→ TASK OBJECTIVE
Which lines in the records below contain the word "colony"? Copy each one out.

----------

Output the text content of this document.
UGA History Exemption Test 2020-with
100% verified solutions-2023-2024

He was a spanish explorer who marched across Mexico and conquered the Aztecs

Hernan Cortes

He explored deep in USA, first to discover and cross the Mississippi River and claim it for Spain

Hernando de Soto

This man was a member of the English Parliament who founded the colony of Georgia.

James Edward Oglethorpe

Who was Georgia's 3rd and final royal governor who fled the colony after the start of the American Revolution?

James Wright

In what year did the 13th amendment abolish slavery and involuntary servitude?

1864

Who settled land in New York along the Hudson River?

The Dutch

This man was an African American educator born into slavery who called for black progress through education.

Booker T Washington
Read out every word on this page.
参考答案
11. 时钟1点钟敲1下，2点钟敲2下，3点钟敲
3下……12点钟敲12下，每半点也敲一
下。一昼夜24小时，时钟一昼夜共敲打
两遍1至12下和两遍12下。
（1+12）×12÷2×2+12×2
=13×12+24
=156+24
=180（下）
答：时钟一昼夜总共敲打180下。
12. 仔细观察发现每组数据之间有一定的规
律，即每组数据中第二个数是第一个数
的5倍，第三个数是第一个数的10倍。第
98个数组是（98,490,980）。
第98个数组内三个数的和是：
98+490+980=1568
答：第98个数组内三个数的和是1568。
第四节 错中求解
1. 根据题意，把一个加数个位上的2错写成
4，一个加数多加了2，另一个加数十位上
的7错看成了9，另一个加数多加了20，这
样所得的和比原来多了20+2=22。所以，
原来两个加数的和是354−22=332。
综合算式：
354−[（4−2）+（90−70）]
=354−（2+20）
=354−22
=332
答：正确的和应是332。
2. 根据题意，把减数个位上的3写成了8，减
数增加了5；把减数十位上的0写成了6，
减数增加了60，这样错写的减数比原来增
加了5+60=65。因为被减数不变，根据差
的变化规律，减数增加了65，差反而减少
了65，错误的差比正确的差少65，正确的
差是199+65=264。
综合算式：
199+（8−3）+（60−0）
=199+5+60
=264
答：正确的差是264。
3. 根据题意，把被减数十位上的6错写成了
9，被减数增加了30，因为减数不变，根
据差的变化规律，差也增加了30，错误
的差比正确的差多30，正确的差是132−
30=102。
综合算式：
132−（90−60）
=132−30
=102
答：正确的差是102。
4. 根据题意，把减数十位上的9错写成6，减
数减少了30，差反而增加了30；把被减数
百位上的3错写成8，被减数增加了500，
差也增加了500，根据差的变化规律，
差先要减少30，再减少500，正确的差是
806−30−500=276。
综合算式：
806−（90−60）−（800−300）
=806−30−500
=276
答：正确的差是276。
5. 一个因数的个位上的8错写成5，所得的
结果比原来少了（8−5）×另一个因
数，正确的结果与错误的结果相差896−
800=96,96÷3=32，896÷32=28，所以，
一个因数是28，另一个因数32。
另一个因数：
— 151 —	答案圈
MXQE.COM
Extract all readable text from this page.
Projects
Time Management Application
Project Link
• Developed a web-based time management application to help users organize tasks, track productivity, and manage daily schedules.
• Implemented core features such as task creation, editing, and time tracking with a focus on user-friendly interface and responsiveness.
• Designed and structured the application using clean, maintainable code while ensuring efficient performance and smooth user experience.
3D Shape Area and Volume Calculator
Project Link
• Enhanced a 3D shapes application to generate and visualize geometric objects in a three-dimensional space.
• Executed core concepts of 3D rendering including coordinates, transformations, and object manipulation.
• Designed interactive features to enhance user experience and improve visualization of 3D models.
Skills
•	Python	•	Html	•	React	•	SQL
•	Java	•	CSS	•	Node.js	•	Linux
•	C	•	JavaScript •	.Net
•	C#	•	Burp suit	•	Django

----------

→ EXERCISE RESPONSE
This man was a member of the English Parliament who founded the colony of Georgia.
Who was Georgia's 3rd and final royal governor who fled the colony after the start of the American Revolution?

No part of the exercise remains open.